======== Given records ========

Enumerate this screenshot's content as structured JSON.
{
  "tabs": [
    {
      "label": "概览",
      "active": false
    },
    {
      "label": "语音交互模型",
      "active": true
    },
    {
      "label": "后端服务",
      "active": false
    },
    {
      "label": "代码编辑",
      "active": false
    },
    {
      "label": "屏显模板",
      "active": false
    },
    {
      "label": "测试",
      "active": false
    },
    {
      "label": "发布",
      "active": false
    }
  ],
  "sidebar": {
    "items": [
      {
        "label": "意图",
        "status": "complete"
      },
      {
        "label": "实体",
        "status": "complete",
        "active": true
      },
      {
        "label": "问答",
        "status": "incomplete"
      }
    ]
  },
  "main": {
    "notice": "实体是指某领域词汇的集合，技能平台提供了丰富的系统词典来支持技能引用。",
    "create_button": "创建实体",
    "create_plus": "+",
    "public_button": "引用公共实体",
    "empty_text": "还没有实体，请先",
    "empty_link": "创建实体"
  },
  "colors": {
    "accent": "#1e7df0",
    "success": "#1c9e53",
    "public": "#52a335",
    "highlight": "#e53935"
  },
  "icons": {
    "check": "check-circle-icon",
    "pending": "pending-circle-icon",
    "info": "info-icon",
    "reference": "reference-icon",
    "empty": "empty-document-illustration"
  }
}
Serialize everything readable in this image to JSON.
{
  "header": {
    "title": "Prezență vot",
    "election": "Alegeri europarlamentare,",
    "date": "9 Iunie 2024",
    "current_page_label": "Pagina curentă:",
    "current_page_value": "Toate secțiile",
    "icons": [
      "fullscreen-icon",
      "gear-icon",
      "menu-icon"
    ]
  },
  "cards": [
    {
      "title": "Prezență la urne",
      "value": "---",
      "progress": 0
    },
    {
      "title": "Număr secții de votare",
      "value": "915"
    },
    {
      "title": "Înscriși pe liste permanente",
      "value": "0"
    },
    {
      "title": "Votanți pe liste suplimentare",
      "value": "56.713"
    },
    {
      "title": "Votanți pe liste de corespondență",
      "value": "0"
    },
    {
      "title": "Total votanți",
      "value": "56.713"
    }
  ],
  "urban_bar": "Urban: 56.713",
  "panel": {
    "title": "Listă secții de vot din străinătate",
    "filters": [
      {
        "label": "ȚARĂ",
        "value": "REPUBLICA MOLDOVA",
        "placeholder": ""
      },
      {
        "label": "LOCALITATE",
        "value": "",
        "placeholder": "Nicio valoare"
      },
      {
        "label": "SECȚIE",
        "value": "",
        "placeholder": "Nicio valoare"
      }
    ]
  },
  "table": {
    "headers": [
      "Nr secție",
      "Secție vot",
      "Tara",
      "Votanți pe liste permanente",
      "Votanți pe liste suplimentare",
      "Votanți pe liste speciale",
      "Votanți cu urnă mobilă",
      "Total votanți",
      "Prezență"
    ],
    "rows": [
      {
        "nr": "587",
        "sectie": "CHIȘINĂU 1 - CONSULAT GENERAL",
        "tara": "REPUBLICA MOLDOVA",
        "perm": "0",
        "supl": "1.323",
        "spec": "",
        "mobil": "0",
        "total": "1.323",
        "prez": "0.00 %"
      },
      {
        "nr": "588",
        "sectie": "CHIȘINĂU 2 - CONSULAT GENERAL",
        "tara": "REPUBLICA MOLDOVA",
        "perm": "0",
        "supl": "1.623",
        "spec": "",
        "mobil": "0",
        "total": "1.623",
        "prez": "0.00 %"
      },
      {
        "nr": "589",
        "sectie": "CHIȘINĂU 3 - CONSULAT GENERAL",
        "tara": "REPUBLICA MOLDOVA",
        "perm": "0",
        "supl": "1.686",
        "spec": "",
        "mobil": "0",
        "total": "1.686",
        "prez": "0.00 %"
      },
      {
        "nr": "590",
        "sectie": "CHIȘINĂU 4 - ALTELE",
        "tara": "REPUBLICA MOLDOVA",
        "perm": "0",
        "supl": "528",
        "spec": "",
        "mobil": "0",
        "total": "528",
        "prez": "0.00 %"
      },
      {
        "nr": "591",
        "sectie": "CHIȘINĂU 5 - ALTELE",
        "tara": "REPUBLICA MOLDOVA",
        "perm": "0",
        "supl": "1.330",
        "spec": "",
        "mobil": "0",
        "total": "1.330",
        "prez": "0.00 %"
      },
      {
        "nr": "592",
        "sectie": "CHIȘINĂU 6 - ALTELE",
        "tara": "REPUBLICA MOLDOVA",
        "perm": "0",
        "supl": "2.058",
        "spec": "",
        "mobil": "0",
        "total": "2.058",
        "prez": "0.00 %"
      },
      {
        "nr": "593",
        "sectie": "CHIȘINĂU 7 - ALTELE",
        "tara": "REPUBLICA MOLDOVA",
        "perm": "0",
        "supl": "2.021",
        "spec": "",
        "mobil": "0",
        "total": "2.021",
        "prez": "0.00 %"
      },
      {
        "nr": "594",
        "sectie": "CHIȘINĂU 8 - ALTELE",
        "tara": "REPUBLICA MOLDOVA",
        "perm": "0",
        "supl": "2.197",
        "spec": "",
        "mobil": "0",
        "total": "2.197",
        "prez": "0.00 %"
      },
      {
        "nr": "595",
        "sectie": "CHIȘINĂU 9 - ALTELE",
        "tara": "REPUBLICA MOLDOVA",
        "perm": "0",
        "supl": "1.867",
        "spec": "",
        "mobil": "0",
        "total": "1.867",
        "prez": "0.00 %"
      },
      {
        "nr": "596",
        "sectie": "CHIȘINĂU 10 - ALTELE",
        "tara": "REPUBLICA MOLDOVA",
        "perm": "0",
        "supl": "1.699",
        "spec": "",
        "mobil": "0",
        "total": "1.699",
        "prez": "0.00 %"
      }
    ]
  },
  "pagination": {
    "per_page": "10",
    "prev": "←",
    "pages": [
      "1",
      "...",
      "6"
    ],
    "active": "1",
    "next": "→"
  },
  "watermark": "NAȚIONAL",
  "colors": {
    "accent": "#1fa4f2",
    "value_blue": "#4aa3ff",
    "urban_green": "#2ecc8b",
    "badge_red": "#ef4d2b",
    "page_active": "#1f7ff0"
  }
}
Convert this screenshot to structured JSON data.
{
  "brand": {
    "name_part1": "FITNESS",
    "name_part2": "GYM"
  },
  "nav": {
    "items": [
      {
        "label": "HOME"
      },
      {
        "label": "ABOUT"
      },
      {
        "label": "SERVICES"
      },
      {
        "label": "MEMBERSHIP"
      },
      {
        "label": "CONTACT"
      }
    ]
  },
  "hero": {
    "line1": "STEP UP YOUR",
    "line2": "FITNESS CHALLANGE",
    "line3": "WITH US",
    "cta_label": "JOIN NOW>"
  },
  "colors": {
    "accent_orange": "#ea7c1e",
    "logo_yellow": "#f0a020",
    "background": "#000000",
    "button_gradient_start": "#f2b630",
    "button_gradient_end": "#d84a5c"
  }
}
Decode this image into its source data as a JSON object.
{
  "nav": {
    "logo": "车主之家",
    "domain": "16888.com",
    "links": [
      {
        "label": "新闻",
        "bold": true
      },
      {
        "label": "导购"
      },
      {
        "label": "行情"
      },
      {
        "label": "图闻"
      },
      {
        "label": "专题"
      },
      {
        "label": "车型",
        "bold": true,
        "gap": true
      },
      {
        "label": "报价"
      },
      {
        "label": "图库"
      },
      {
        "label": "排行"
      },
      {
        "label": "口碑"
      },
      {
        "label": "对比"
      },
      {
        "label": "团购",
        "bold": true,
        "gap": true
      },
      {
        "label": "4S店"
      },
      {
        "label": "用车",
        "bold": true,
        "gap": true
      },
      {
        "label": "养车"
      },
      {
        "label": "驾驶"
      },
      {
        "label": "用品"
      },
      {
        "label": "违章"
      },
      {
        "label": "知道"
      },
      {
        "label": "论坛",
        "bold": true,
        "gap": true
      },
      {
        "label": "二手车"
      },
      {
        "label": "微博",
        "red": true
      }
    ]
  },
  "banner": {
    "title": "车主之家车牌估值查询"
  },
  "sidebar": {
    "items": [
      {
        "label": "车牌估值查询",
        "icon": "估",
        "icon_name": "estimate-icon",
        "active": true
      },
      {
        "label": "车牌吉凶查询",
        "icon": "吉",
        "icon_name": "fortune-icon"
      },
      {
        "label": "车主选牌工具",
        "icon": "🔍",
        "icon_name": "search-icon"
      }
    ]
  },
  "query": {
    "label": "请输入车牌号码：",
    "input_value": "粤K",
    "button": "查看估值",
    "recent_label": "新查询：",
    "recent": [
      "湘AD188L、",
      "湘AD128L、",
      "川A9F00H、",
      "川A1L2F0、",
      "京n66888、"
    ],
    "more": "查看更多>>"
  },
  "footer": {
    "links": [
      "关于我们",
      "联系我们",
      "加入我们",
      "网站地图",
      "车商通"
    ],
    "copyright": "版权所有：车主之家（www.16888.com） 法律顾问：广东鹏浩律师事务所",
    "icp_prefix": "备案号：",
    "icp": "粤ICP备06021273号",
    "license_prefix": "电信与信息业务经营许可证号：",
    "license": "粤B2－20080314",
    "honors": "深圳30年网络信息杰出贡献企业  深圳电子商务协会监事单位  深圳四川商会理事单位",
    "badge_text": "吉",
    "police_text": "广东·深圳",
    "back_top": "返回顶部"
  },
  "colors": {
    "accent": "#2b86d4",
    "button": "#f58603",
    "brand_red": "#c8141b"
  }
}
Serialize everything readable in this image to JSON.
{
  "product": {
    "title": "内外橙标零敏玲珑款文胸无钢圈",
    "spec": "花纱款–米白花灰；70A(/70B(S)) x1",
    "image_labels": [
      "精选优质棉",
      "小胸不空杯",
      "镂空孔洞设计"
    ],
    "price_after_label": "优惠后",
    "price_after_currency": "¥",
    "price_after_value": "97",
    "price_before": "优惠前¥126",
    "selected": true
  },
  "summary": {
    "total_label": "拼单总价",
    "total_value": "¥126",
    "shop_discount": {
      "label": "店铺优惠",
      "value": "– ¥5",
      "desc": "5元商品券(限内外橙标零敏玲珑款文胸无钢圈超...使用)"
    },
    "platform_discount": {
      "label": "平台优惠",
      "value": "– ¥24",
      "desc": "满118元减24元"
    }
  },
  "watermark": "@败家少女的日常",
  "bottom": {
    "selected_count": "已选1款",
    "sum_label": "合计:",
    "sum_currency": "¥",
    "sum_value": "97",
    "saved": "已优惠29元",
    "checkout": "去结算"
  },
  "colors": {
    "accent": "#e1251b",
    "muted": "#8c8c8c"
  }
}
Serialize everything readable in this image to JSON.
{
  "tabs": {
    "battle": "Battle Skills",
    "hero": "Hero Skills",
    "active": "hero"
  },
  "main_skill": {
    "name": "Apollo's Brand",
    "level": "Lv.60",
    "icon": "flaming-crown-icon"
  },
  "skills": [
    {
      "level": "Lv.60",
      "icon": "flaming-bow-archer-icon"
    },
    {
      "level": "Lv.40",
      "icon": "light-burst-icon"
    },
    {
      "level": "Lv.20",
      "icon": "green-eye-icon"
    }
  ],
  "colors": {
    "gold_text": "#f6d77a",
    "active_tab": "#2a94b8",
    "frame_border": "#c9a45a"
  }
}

========

Only the number is wanted: how many lines in the data include the string "level"?

__The response__
4